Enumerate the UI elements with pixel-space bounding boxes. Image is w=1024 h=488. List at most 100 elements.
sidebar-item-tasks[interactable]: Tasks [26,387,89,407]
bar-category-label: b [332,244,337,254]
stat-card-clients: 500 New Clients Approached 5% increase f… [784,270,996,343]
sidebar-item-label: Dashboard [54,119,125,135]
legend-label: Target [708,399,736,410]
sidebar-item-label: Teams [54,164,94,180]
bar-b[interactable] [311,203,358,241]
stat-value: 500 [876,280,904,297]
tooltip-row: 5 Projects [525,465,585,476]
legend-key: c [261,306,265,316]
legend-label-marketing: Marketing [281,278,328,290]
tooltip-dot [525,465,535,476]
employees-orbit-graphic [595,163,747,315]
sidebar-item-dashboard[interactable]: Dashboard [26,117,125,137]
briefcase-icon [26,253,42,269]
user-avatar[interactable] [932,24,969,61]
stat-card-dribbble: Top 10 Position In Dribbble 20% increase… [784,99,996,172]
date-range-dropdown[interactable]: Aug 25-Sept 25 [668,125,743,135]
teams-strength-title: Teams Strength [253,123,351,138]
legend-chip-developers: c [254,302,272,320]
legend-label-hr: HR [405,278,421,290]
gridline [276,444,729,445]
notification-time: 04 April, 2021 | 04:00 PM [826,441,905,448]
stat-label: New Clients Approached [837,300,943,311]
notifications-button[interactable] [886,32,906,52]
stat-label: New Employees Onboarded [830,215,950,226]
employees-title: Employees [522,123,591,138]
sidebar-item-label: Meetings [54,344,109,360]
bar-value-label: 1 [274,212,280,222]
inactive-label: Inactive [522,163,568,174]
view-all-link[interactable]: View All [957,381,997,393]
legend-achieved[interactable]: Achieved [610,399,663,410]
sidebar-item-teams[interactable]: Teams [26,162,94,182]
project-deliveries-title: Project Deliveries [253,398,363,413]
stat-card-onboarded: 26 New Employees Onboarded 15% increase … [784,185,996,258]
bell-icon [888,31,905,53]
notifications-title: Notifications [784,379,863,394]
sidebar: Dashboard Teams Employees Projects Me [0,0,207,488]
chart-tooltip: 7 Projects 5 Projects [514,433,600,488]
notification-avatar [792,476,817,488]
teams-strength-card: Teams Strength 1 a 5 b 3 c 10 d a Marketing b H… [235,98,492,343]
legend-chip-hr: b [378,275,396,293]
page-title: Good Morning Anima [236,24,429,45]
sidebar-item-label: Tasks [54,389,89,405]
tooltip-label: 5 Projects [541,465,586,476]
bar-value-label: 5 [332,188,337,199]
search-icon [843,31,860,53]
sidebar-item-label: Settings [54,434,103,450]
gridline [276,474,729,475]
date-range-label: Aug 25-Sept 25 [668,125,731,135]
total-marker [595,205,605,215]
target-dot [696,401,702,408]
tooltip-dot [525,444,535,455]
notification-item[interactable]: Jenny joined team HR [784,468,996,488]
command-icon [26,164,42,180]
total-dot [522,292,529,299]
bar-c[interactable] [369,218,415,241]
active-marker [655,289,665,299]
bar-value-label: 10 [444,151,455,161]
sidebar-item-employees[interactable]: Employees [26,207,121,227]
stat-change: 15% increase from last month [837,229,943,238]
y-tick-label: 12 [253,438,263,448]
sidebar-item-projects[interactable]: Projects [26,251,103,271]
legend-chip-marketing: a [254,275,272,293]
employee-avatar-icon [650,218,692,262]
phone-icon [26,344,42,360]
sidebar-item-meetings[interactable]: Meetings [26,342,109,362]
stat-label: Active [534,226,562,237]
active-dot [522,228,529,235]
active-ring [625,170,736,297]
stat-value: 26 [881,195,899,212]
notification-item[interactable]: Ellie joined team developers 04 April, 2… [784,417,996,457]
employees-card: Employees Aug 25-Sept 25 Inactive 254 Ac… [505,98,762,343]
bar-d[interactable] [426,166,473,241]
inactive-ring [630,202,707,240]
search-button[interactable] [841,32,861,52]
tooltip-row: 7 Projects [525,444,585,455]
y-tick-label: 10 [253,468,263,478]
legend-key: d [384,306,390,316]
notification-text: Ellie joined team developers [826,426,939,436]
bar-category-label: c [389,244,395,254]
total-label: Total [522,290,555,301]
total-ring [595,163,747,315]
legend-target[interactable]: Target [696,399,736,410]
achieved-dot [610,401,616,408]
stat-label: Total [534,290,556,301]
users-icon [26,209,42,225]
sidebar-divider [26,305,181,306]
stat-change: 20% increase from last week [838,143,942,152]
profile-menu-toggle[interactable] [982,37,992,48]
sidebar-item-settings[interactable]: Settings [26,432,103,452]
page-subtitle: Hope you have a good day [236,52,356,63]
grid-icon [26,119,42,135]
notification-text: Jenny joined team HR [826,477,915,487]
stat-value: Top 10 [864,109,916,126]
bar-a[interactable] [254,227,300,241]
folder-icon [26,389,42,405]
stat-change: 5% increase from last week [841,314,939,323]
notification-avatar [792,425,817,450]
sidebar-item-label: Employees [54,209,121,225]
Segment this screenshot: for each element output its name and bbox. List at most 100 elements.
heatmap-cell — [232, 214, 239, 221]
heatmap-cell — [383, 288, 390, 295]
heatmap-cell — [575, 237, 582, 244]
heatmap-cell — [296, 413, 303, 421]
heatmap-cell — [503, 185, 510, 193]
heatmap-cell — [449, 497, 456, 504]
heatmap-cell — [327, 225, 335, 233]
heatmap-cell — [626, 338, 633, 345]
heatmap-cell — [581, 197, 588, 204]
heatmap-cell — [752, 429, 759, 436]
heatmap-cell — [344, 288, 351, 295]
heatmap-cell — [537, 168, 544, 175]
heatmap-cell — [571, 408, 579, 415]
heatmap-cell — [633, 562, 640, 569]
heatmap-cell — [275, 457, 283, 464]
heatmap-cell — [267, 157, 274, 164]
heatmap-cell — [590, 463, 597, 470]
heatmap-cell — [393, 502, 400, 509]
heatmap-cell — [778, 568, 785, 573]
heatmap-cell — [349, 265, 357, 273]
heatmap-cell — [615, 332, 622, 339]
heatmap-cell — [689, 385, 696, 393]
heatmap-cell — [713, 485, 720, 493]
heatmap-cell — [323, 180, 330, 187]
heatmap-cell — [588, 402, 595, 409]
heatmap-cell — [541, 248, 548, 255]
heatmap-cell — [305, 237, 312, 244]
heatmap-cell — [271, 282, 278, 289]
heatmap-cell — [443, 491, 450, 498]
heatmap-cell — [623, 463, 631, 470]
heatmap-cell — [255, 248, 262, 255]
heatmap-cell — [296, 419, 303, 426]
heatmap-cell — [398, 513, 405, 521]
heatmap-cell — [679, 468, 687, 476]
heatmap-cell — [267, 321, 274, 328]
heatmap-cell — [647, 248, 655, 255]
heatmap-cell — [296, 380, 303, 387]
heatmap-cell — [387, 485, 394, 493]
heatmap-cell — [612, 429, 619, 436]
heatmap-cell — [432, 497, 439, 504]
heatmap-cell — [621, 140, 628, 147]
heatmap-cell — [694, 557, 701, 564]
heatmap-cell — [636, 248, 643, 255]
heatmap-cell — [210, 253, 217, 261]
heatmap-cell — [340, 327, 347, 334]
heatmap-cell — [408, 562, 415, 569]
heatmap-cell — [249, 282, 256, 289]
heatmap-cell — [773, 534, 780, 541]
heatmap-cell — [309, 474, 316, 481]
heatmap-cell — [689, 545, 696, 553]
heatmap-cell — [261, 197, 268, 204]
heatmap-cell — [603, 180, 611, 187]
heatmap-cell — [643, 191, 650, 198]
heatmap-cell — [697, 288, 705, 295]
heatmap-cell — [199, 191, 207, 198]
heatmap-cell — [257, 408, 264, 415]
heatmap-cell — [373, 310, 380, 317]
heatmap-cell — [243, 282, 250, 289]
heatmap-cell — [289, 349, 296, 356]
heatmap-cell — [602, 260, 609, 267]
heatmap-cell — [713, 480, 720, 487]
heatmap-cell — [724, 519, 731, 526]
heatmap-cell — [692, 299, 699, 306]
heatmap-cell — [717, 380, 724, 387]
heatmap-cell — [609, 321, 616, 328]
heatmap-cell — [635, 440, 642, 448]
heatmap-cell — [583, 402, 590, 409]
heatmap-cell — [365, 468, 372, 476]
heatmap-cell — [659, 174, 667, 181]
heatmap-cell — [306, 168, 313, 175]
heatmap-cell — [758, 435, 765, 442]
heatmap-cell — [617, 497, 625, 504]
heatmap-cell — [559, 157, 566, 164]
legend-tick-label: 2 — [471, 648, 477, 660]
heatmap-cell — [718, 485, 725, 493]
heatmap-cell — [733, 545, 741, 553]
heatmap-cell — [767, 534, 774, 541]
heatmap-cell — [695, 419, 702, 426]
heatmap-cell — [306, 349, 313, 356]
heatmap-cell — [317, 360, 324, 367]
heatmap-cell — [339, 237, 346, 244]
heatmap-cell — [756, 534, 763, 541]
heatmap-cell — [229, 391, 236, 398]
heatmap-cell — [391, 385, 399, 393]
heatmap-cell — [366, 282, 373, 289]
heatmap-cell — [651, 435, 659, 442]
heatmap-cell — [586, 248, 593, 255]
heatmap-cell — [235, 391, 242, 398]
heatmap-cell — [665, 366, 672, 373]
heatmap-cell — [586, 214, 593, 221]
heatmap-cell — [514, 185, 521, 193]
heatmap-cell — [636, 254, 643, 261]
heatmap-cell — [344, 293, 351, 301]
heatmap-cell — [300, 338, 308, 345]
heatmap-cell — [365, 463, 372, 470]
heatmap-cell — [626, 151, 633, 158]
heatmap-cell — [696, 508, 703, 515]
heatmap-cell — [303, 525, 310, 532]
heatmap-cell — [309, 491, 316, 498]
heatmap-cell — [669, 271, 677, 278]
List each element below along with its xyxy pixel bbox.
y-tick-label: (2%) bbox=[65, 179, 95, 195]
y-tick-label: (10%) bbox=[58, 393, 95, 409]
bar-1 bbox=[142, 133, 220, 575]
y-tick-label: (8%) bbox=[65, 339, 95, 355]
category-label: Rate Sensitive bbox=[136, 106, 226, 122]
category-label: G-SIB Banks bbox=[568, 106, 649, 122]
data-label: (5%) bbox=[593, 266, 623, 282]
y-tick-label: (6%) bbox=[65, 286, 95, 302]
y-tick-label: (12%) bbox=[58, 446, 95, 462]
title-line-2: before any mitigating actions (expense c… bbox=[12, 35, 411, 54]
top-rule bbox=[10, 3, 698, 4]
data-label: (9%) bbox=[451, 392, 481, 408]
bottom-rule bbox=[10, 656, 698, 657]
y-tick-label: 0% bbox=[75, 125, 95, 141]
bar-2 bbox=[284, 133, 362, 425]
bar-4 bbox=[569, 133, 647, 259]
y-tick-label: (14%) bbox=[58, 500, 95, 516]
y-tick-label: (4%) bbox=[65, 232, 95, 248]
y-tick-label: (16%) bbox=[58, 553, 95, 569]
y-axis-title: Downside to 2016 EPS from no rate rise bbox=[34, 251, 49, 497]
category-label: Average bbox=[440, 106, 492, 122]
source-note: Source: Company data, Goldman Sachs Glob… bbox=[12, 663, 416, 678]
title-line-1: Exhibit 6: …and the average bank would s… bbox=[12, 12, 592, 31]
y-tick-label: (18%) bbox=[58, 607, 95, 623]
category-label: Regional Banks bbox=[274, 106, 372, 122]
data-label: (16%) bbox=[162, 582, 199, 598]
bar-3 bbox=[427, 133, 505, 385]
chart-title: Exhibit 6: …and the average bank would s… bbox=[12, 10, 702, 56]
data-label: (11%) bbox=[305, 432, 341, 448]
┄┄┄┄┄┄┄┄┄┄
● **Goal**
Count the lines in the entries above that contain the string "Approached", where case counts. Reply with the number only.

● **Written answer**
2